> _PROBLEM TO WORK ON_: Copy out the entries below in full and exactly.

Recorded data
-- Begin --

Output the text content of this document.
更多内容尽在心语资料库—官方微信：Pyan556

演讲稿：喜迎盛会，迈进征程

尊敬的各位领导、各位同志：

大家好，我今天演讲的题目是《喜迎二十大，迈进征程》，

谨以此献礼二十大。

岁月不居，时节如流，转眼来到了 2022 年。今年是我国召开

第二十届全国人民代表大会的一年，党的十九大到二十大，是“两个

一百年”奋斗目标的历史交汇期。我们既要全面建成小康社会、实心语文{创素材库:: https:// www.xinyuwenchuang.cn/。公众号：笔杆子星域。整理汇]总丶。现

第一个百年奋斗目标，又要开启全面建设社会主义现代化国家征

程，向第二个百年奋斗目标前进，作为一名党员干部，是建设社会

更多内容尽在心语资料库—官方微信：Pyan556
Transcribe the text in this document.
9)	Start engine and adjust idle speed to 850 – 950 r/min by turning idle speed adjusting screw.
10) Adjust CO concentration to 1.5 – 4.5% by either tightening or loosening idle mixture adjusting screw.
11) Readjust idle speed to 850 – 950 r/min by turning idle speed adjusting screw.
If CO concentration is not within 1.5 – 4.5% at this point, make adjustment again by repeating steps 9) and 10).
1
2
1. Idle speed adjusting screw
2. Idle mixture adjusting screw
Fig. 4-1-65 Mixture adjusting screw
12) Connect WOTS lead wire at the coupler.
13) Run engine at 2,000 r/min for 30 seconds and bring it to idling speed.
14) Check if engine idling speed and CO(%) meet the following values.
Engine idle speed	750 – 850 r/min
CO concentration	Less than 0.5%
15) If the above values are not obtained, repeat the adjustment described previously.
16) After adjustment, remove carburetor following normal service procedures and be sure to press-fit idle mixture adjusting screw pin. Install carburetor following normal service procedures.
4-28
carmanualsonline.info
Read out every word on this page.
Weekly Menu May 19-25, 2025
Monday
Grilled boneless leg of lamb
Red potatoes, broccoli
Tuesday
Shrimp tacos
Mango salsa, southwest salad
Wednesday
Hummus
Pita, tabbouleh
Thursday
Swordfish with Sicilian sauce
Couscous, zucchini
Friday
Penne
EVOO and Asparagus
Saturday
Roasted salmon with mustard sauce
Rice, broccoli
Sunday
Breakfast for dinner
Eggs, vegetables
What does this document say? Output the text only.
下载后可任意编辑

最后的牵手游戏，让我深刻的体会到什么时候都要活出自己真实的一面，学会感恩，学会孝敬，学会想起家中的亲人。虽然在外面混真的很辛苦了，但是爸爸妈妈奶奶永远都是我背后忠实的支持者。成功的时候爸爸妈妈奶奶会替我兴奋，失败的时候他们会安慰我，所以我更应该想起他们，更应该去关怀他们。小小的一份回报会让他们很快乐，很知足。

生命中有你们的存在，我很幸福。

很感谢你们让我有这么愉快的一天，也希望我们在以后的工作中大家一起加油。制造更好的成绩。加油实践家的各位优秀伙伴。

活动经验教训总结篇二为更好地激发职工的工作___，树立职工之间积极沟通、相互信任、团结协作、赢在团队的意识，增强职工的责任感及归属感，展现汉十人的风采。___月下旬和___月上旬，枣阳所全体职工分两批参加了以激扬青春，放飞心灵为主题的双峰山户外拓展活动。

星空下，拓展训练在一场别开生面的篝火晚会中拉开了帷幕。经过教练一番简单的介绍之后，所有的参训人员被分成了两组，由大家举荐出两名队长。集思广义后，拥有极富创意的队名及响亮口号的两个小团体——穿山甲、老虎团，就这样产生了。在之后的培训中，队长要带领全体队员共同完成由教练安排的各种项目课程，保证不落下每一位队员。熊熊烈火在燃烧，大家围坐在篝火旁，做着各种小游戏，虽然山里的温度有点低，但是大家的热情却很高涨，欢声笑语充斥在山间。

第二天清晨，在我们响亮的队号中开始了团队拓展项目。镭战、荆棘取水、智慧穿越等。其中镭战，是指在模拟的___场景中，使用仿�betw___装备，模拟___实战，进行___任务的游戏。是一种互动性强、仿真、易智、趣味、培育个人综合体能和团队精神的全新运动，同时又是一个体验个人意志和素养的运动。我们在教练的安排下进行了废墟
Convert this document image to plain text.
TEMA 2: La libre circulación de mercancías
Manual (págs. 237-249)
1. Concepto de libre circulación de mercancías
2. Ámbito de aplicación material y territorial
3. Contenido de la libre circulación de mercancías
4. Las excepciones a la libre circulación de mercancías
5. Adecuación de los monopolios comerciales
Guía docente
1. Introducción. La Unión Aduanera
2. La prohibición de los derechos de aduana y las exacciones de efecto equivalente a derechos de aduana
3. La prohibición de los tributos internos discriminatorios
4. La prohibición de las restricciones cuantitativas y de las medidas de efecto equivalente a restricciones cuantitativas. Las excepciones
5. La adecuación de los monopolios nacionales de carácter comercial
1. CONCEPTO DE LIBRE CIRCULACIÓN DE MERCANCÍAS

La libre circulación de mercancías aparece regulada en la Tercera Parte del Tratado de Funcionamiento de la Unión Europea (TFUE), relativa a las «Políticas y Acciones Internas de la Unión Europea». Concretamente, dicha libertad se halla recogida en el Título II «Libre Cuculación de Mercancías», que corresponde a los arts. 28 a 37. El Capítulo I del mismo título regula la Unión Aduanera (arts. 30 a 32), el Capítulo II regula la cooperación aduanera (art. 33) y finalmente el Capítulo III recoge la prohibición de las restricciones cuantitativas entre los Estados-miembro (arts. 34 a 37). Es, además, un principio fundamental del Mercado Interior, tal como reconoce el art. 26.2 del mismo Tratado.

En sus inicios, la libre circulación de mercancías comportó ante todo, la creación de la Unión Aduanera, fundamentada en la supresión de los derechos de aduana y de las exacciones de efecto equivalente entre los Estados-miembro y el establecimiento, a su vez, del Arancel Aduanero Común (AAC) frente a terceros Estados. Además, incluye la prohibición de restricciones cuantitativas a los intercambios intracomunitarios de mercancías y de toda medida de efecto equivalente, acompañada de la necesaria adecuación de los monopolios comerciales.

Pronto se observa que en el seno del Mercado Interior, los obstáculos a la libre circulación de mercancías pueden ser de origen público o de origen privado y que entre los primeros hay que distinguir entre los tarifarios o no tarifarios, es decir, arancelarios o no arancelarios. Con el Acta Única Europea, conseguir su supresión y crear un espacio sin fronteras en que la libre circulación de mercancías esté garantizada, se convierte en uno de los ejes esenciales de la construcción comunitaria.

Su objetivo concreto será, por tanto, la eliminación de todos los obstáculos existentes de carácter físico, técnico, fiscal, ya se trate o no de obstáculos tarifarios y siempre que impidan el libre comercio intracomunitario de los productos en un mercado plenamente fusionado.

-- End --

> _IN RESPONSE_:
Output the text content of this document.
更多内容尽在心语资料库—官方微信：Pyan556

演讲稿：喜迎盛会，迈进征程

尊敬的各位领导、各位同志：

大家好，我今天演讲的题目是《喜迎二十大，迈进征程》，

谨以此献礼二十大。

岁月不居，时节如流，转眼来到了 2022 年。今年是我国召开

第二十届全国人民代表大会的一年，党的十九大到二十大，是“两个

一百年”奋斗目标的历史交汇期。我们既要全面建成小康社会、实心语文{创素材库:: https:// www.xinyuwenchuang.cn/。公众号：笔杆子星域。整理汇]总丶。现

第一个百年奋斗目标，又要开启全面建设社会主义现代化国家征

程，向第二个百年奋斗目标前进，作为一名党员干部，是建设社会

更多内容尽在心语资料库—官方微信：Pyan556
Transcribe the text in this document.
9)	Start engine and adjust idle speed to 850 – 950 r/min by turning idle speed adjusting screw.
10) Adjust CO concentration to 1.5 – 4.5% by either tightening or loosening idle mixture adjusting screw.
11) Readjust idle speed to 850 – 950 r/min by turning idle speed adjusting screw.
If CO concentration is not within 1.5 – 4.5% at this point, make adjustment again by repeating steps 9) and 10).
1
2
1. Idle speed adjusting screw
2. Idle mixture adjusting screw
Fig. 4-1-65 Mixture adjusting screw
12) Connect WOTS lead wire at the coupler.
13) Run engine at 2,000 r/min for 30 seconds and bring it to idling speed.
14) Check if engine idling speed and CO(%) meet the following values.
Engine idle speed	750 – 850 r/min
CO concentration	Less than 0.5%
15) If the above values are not obtained, repeat the adjustment described previously.
16) After adjustment, remove carburetor following normal service procedures and be sure to press-fit idle mixture adjusting screw pin. Install carburetor following normal service procedures.
4-28
carmanualsonline.info
Read out every word on this page.
Weekly Menu May 19-25, 2025
Monday
Grilled boneless leg of lamb
Red potatoes, broccoli
Tuesday
Shrimp tacos
Mango salsa, southwest salad
Wednesday
Hummus
Pita, tabbouleh
Thursday
Swordfish with Sicilian sauce
Couscous, zucchini
Friday
Penne
EVOO and Asparagus
Saturday
Roasted salmon with mustard sauce
Rice, broccoli
Sunday
Breakfast for dinner
Eggs, vegetables
What does this document say? Output the text only.
下载后可任意编辑

最后的牵手游戏，让我深刻的体会到什么时候都要活出自己真实的一面，学会感恩，学会孝敬，学会想起家中的亲人。虽然在外面混真的很辛苦了，但是爸爸妈妈奶奶永远都是我背后忠实的支持者。成功的时候爸爸妈妈奶奶会替我兴奋，失败的时候他们会安慰我，所以我更应该想起他们，更应该去关怀他们。小小的一份回报会让他们很快乐，很知足。

生命中有你们的存在，我很幸福。

很感谢你们让我有这么愉快的一天，也希望我们在以后的工作中大家一起加油。制造更好的成绩。加油实践家的各位优秀伙伴。

活动经验教训总结篇二为更好地激发职工的工作___，树立职工之间积极沟通、相互信任、团结协作、赢在团队的意识，增强职工的责任感及归属感，展现汉十人的风采。___月下旬和___月上旬，枣阳所全体职工分两批参加了以激扬青春，放飞心灵为主题的双峰山户外拓展活动。

星空下，拓展训练在一场别开生面的篝火晚会中拉开了帷幕。经过教练一番简单的介绍之后，所有的参训人员被分成了两组，由大家举荐出两名队长。集思广义后，拥有极富创意的队名及响亮口号的两个小团体——穿山甲、老虎团，就这样产生了。在之后的培训中，队长要带领全体队员共同完成由教练安排的各种项目课程，保证不落下每一位队员。熊熊烈火在燃烧，大家围坐在篝火旁，做着各种小游戏，虽然山里的温度有点低，但是大家的热情却很高涨，欢声笑语充斥在山间。

第二天清晨，在我们响亮的队号中开始了团队拓展项目。镭战、荆棘取水、智慧穿越等。其中镭战，是指在模拟的___场景中，使用仿�betw___装备，模拟___实战，进行___任务的游戏。是一种互动性强、仿真、易智、趣味、培育个人综合体能和团队精神的全新运动，同时又是一个体验个人意志和素养的运动。我们在教练的安排下进行了废墟
Convert this document image to plain text.
TEMA 2: La libre circulación de mercancías
Manual (págs. 237-249)
1. Concepto de libre circulación de mercancías
2. Ámbito de aplicación material y territorial
3. Contenido de la libre circulación de mercancías
4. Las excepciones a la libre circulación de mercancías
5. Adecuación de los monopolios comerciales
Guía docente
1. Introducción. La Unión Aduanera
2. La prohibición de los derechos de aduana y las exacciones de efecto equivalente a derechos de aduana
3. La prohibición de los tributos internos discriminatorios
4. La prohibición de las restricciones cuantitativas y de las medidas de efecto equivalente a restricciones cuantitativas. Las excepciones
5. La adecuación de los monopolios nacionales de carácter comercial
1. CONCEPTO DE LIBRE CIRCULACIÓN DE MERCANCÍAS

La libre circulación de mercancías aparece regulada en la Tercera Parte del Tratado de Funcionamiento de la Unión Europea (TFUE), relativa a las «Políticas y Acciones Internas de la Unión Europea». Concretamente, dicha libertad se halla recogida en el Título II «Libre Cuculación de Mercancías», que corresponde a los arts. 28 a 37. El Capítulo I del mismo título regula la Unión Aduanera (arts. 30 a 32), el Capítulo II regula la cooperación aduanera (art. 33) y finalmente el Capítulo III recoge la prohibición de las restricciones cuantitativas entre los Estados-miembro (arts. 34 a 37). Es, además, un principio fundamental del Mercado Interior, tal como reconoce el art. 26.2 del mismo Tratado.

En sus inicios, la libre circulación de mercancías comportó ante todo, la creación de la Unión Aduanera, fundamentada en la supresión de los derechos de aduana y de las exacciones de efecto equivalente entre los Estados-miembro y el establecimiento, a su vez, del Arancel Aduanero Común (AAC) frente a terceros Estados. Además, incluye la prohibición de restricciones cuantitativas a los intercambios intracomunitarios de mercancías y de toda medida de efecto equivalente, acompañada de la necesaria adecuación de los monopolios comerciales.

Pronto se observa que en el seno del Mercado Interior, los obstáculos a la libre circulación de mercancías pueden ser de origen público o de origen privado y que entre los primeros hay que distinguir entre los tarifarios o no tarifarios, es decir, arancelarios o no arancelarios. Con el Acta Única Europea, conseguir su supresión y crear un espacio sin fronteras en que la libre circulación de mercancías esté garantizada, se convierte en uno de los ejes esenciales de la construcción comunitaria.

Su objetivo concreto será, por tanto, la eliminación de todos los obstáculos existentes de carácter físico, técnico, fiscal, ya se trate o no de obstáculos tarifarios y siempre que impidan el libre comercio intracomunitario de los productos en un mercado plenamente fusionado.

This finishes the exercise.